- RECORDS FOR THE EXERCISE
******

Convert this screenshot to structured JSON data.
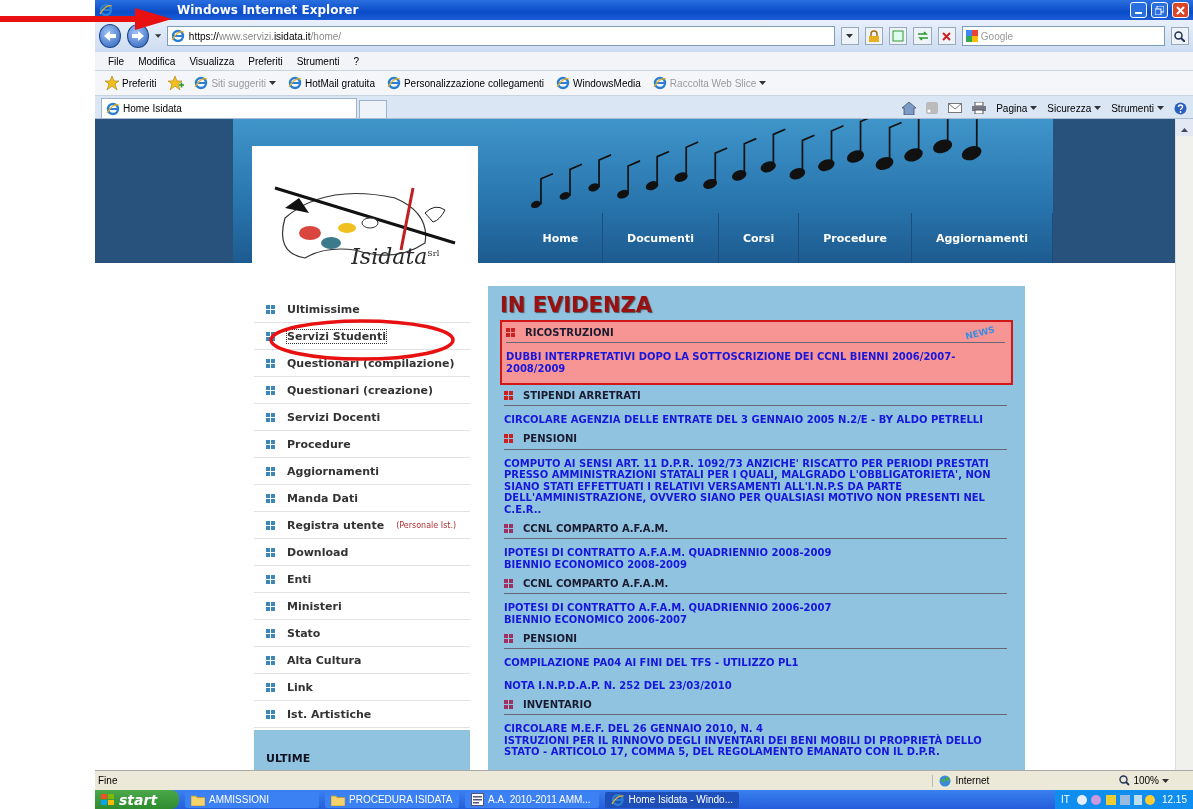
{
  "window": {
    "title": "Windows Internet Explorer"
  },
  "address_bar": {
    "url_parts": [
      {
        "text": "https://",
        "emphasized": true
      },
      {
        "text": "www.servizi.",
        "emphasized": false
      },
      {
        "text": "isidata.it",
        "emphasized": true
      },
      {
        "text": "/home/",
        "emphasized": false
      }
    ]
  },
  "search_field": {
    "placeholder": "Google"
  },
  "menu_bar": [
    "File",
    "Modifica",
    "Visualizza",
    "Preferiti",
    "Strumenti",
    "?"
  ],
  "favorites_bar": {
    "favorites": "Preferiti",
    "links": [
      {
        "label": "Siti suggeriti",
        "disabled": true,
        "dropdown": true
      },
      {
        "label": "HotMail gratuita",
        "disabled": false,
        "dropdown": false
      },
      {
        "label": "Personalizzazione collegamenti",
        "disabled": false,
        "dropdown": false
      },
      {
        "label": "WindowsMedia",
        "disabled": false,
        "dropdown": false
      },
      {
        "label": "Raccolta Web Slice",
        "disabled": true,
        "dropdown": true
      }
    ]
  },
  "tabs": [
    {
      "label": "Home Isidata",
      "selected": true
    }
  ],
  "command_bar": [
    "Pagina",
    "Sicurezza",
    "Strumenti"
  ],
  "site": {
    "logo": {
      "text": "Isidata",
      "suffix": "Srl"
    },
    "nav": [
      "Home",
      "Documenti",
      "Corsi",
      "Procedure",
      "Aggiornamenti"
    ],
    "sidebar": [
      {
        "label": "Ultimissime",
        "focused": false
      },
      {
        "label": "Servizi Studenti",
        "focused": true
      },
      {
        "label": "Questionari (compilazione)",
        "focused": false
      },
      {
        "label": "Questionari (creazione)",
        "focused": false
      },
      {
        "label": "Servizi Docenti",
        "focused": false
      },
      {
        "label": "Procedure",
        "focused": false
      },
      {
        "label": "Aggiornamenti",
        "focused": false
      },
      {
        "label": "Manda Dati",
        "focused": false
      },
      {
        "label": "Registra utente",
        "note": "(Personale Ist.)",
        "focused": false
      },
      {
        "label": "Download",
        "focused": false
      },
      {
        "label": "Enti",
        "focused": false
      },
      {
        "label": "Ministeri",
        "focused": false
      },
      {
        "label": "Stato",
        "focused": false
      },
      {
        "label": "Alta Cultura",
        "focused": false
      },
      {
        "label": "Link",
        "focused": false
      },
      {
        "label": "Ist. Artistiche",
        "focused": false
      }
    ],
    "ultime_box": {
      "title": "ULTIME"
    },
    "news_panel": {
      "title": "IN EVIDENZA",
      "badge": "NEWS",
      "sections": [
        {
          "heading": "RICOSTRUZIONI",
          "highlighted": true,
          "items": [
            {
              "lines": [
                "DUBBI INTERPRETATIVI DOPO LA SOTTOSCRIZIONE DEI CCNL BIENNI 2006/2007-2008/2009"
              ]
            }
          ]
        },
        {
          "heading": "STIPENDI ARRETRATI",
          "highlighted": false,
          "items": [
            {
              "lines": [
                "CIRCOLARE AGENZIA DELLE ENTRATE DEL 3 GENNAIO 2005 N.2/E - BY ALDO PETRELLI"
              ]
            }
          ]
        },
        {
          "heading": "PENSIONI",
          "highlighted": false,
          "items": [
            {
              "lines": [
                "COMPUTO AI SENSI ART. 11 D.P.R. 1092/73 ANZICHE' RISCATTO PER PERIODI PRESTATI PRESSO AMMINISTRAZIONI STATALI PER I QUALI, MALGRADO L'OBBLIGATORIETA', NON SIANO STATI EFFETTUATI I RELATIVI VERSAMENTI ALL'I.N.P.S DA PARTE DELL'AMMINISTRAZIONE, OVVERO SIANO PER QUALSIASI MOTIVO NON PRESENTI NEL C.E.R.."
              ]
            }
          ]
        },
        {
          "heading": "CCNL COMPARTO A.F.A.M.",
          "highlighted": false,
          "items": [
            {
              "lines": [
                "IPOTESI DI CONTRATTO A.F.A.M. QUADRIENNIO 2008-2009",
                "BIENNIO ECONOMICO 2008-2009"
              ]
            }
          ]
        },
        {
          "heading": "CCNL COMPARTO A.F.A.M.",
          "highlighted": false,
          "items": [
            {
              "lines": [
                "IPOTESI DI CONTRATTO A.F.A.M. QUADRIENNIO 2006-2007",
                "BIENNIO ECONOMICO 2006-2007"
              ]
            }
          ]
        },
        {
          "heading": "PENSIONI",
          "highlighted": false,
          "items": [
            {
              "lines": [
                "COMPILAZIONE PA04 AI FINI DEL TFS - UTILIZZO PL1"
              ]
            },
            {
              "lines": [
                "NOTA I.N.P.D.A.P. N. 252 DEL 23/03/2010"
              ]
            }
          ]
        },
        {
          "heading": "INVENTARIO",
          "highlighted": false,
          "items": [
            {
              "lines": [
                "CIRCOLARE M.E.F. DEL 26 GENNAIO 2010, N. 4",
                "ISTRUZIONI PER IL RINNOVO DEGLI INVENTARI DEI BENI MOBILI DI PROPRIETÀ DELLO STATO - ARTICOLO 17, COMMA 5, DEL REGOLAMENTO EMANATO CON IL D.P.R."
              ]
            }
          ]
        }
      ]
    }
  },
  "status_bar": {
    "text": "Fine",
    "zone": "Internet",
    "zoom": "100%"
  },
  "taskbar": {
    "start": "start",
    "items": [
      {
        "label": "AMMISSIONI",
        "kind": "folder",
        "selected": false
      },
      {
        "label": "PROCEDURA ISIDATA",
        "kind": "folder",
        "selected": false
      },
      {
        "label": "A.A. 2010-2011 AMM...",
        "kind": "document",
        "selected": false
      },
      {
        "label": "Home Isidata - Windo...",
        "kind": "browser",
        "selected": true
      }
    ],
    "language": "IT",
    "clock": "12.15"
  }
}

******

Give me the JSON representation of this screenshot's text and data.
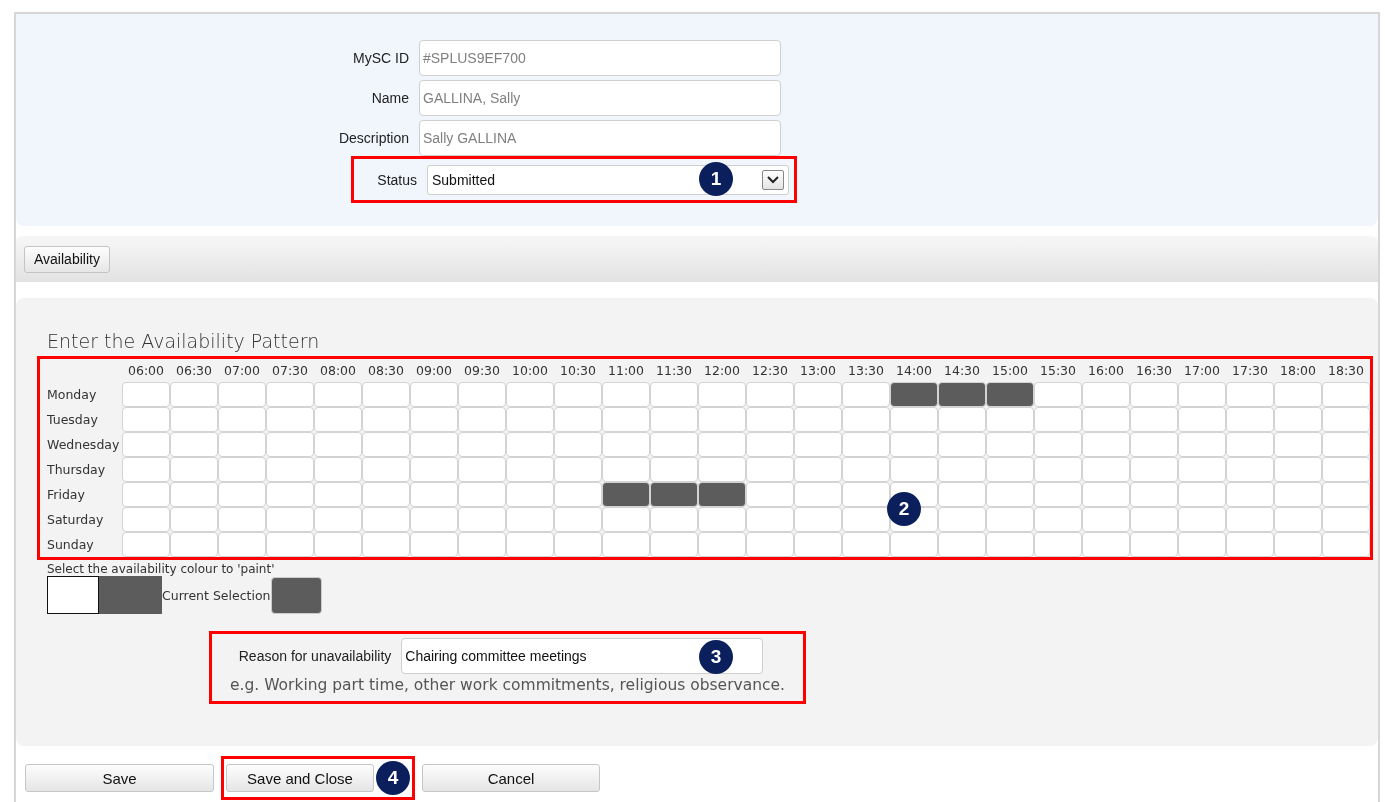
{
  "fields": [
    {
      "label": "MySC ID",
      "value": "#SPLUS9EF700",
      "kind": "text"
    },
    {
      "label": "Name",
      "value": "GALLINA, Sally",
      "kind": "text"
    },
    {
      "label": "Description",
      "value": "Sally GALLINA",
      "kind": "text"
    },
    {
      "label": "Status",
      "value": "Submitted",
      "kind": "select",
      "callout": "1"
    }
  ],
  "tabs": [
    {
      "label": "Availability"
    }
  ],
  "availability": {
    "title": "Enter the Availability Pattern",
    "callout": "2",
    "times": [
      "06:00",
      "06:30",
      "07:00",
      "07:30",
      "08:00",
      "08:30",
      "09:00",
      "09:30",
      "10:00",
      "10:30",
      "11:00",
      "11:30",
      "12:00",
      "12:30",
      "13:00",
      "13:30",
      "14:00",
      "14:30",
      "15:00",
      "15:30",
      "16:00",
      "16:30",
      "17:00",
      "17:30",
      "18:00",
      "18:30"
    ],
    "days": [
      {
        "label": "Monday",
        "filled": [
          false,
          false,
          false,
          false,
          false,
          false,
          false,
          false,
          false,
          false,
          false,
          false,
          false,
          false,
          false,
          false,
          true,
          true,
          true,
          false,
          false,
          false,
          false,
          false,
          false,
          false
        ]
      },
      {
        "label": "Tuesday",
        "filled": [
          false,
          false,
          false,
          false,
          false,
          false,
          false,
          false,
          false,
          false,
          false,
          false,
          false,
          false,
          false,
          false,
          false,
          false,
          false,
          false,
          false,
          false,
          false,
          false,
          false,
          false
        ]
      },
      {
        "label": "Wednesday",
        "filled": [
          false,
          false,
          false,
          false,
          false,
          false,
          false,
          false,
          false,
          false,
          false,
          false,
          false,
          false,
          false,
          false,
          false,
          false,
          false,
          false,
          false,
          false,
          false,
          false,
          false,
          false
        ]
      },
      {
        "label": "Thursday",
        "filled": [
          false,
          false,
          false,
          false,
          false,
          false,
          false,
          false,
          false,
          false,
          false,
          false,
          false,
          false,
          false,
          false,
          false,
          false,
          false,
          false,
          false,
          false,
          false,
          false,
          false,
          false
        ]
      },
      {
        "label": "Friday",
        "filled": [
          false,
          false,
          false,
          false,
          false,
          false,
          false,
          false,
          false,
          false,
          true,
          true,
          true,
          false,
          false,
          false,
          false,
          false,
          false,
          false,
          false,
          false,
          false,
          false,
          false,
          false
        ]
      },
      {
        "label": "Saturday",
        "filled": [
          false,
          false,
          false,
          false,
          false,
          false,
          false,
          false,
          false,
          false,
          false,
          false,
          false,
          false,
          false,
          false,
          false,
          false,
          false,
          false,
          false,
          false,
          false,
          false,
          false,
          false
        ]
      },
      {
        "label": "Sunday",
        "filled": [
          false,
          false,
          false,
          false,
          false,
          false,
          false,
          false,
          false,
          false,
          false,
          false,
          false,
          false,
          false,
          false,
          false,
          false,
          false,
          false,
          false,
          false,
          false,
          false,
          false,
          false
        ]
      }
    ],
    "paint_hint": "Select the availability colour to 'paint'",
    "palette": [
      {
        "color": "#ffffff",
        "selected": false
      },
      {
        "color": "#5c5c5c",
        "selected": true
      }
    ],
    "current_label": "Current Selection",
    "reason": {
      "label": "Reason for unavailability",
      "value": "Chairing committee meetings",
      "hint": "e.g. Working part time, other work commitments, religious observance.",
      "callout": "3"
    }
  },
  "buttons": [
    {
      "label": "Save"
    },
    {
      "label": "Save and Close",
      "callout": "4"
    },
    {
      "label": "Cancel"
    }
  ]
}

******

- EXERCISE AIM
Each line in the listing above either holds the string "text" or does not; state how many do, giving the number only.

- OUTPUT FOR THIS EXERCISE
10